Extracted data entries
● ● ● ● ●

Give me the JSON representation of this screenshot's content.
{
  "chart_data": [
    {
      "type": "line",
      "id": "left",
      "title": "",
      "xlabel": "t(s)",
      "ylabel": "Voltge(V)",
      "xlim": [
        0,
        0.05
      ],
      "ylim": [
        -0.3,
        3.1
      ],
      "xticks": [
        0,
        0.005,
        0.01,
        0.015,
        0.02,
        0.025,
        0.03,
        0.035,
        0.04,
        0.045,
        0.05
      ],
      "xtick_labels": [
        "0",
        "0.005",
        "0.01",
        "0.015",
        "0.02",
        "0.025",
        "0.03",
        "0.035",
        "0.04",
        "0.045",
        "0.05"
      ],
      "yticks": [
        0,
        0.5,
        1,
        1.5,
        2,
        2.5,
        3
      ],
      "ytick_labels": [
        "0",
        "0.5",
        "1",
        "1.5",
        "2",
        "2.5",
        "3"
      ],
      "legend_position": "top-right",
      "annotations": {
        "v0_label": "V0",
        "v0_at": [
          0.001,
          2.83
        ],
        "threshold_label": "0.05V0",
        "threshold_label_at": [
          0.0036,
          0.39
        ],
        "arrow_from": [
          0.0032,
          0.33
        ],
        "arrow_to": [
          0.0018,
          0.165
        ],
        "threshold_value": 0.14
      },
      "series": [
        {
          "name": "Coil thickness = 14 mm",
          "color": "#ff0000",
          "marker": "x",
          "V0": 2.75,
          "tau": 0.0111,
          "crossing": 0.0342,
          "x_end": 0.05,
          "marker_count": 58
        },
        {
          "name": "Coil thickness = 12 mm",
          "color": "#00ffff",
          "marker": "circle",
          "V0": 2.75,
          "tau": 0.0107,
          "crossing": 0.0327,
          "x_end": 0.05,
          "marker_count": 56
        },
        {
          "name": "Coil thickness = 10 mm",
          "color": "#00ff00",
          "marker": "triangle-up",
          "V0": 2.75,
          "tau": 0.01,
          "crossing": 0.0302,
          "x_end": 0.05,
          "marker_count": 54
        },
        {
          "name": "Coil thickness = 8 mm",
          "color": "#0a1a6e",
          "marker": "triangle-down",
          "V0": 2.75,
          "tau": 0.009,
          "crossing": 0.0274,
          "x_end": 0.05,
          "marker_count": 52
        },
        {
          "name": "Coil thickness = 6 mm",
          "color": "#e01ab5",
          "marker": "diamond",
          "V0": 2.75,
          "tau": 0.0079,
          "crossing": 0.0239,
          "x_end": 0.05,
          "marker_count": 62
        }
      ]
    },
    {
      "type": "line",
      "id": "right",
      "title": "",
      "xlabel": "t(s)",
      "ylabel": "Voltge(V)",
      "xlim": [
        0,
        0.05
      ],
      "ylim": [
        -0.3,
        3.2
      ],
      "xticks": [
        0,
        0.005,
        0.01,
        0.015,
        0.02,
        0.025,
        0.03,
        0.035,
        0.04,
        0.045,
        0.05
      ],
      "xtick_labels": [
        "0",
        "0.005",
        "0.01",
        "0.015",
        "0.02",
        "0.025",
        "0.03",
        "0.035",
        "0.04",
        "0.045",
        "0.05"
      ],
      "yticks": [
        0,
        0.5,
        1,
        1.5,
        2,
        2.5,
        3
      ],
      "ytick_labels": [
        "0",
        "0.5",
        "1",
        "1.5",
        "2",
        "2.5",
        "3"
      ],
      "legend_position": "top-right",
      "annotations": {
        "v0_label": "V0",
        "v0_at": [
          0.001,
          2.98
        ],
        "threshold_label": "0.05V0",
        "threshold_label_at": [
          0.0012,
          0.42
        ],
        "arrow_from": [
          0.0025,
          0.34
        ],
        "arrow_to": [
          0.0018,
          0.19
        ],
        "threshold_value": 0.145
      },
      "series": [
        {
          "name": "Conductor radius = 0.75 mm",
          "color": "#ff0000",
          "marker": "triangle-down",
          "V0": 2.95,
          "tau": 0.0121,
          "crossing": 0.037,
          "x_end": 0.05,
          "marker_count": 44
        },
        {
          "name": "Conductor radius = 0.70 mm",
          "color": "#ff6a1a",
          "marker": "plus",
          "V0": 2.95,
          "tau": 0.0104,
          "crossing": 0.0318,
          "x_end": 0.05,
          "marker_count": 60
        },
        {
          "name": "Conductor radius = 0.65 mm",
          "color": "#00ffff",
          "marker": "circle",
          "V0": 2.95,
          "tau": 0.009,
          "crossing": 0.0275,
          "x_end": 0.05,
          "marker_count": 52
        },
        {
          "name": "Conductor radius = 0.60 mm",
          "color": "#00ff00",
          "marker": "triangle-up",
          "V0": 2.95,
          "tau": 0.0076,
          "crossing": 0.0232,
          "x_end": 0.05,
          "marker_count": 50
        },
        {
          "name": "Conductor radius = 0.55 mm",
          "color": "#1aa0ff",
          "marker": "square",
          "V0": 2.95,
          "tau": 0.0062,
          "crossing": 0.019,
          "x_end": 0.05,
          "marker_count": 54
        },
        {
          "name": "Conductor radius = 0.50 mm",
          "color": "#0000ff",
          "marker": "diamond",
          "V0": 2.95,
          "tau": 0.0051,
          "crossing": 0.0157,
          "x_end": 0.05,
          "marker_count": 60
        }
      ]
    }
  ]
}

● ● ● ● ●

Repeat the whole listing exactly, keeping every line intact.

TASK ANSWER ->
Give me the JSON representation of this screenshot's content.
{
  "chart_data": [
    {
      "type": "line",
      "id": "left",
      "title": "",
      "xlabel": "t(s)",
      "ylabel": "Voltge(V)",
      "xlim": [
        0,
        0.05
      ],
      "ylim": [
        -0.3,
        3.1
      ],
      "xticks": [
        0,
        0.005,
        0.01,
        0.015,
        0.02,
        0.025,
        0.03,
        0.035,
        0.04,
        0.045,
        0.05
      ],
      "xtick_labels": [
        "0",
        "0.005",
        "0.01",
        "0.015",
        "0.02",
        "0.025",
        "0.03",
        "0.035",
        "0.04",
        "0.045",
        "0.05"
      ],
      "yticks": [
        0,
        0.5,
        1,
        1.5,
        2,
        2.5,
        3
      ],
      "ytick_labels": [
        "0",
        "0.5",
        "1",
        "1.5",
        "2",
        "2.5",
        "3"
      ],
      "legend_position": "top-right",
      "annotations": {
        "v0_label": "V0",
        "v0_at": [
          0.001,
          2.83
        ],
        "threshold_label": "0.05V0",
        "threshold_label_at": [
          0.0036,
          0.39
        ],
        "arrow_from": [
          0.0032,
          0.33
        ],
        "arrow_to": [
          0.0018,
          0.165
        ],
        "threshold_value": 0.14
      },
      "series": [
        {
          "name": "Coil thickness = 14 mm",
          "color": "#ff0000",
          "marker": "x",
          "V0": 2.75,
          "tau": 0.0111,
          "crossing": 0.0342,
          "x_end": 0.05,
          "marker_count": 58
        },
        {
          "name": "Coil thickness = 12 mm",
          "color": "#00ffff",
          "marker": "circle",
          "V0": 2.75,
          "tau": 0.0107,
          "crossing": 0.0327,
          "x_end": 0.05,
          "marker_count": 56
        },
        {
          "name": "Coil thickness = 10 mm",
          "color": "#00ff00",
          "marker": "triangle-up",
          "V0": 2.75,
          "tau": 0.01,
          "crossing": 0.0302,
          "x_end": 0.05,
          "marker_count": 54
        },
        {
          "name": "Coil thickness = 8 mm",
          "color": "#0a1a6e",
          "marker": "triangle-down",
          "V0": 2.75,
          "tau": 0.009,
          "crossing": 0.0274,
          "x_end": 0.05,
          "marker_count": 52
        },
        {
          "name": "Coil thickness = 6 mm",
          "color": "#e01ab5",
          "marker": "diamond",
          "V0": 2.75,
          "tau": 0.0079,
          "crossing": 0.0239,
          "x_end": 0.05,
          "marker_count": 62
        }
      ]
    },
    {
      "type": "line",
      "id": "right",
      "title": "",
      "xlabel": "t(s)",
      "ylabel": "Voltge(V)",
      "xlim": [
        0,
        0.05
      ],
      "ylim": [
        -0.3,
        3.2
      ],
      "xticks": [
        0,
        0.005,
        0.01,
        0.015,
        0.02,
        0.025,
        0.03,
        0.035,
        0.04,
        0.045,
        0.05
      ],
      "xtick_labels": [
        "0",
        "0.005",
        "0.01",
        "0.015",
        "0.02",
        "0.025",
        "0.03",
        "0.035",
        "0.04",
        "0.045",
        "0.05"
      ],
      "yticks": [
        0,
        0.5,
        1,
        1.5,
        2,
        2.5,
        3
      ],
      "ytick_labels": [
        "0",
        "0.5",
        "1",
        "1.5",
        "2",
        "2.5",
        "3"
      ],
      "legend_position": "top-right",
      "annotations": {
        "v0_label": "V0",
        "v0_at": [
          0.001,
          2.98
        ],
        "threshold_label": "0.05V0",
        "threshold_label_at": [
          0.0012,
          0.42
        ],
        "arrow_from": [
          0.0025,
          0.34
        ],
        "arrow_to": [
          0.0018,
          0.19
        ],
        "threshold_value": 0.145
      },
      "series": [
        {
          "name": "Conductor radius = 0.75 mm",
          "color": "#ff0000",
          "marker": "triangle-down",
          "V0": 2.95,
          "tau": 0.0121,
          "crossing": 0.037,
          "x_end": 0.05,
          "marker_count": 44
        },
        {
          "name": "Conductor radius = 0.70 mm",
          "color": "#ff6a1a",
          "marker": "plus",
          "V0": 2.95,
          "tau": 0.0104,
          "crossing": 0.0318,
          "x_end": 0.05,
          "marker_count": 60
        },
        {
          "name": "Conductor radius = 0.65 mm",
          "color": "#00ffff",
          "marker": "circle",
          "V0": 2.95,
          "tau": 0.009,
          "crossing": 0.0275,
          "x_end": 0.05,
          "marker_count": 52
        },
        {
          "name": "Conductor radius = 0.60 mm",
          "color": "#00ff00",
          "marker": "triangle-up",
          "V0": 2.95,
          "tau": 0.0076,
          "crossing": 0.0232,
          "x_end": 0.05,
          "marker_count": 50
        },
        {
          "name": "Conductor radius = 0.55 mm",
          "color": "#1aa0ff",
          "marker": "square",
          "V0": 2.95,
          "tau": 0.0062,
          "crossing": 0.019,
          "x_end": 0.05,
          "marker_count": 54
        },
        {
          "name": "Conductor radius = 0.50 mm",
          "color": "#0000ff",
          "marker": "diamond",
          "V0": 2.95,
          "tau": 0.0051,
          "crossing": 0.0157,
          "x_end": 0.05,
          "marker_count": 60
        }
      ]
    }
  ]
}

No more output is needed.